- **Work to complete**
Output all the material that follows, exactly as given.

>> start

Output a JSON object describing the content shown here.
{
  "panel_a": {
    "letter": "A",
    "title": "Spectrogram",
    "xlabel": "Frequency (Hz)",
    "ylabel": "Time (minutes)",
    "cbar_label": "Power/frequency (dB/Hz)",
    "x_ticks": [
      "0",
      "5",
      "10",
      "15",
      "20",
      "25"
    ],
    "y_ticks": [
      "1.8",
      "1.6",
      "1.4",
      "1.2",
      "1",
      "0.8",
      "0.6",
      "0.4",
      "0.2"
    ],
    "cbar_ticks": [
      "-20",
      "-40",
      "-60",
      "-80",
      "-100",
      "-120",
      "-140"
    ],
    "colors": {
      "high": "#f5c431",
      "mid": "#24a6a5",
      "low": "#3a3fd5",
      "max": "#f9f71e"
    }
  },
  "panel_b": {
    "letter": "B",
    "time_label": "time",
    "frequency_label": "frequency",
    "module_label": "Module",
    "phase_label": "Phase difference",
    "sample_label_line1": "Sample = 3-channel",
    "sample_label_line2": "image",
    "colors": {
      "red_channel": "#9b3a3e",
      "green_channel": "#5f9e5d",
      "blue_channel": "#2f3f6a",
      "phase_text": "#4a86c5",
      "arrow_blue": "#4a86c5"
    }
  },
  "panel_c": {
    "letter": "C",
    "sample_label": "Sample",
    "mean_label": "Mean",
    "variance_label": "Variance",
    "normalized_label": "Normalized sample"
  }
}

>> end

- **Finished exercise**
Output a JSON object describing the content shown here.
{
  "panel_a": {
    "letter": "A",
    "title": "Spectrogram",
    "xlabel": "Frequency (Hz)",
    "ylabel": "Time (minutes)",
    "cbar_label": "Power/frequency (dB/Hz)",
    "x_ticks": [
      "0",
      "5",
      "10",
      "15",
      "20",
      "25"
    ],
    "y_ticks": [
      "1.8",
      "1.6",
      "1.4",
      "1.2",
      "1",
      "0.8",
      "0.6",
      "0.4",
      "0.2"
    ],
    "cbar_ticks": [
      "-20",
      "-40",
      "-60",
      "-80",
      "-100",
      "-120",
      "-140"
    ],
    "colors": {
      "high": "#f5c431",
      "mid": "#24a6a5",
      "low": "#3a3fd5",
      "max": "#f9f71e"
    }
  },
  "panel_b": {
    "letter": "B",
    "time_label": "time",
    "frequency_label": "frequency",
    "module_label": "Module",
    "phase_label": "Phase difference",
    "sample_label_line1": "Sample = 3-channel",
    "sample_label_line2": "image",
    "colors": {
      "red_channel": "#9b3a3e",
      "green_channel": "#5f9e5d",
      "blue_channel": "#2f3f6a",
      "phase_text": "#4a86c5",
      "arrow_blue": "#4a86c5"
    }
  },
  "panel_c": {
    "letter": "C",
    "sample_label": "Sample",
    "mean_label": "Mean",
    "variance_label": "Variance",
    "normalized_label": "Normalized sample"
  }
}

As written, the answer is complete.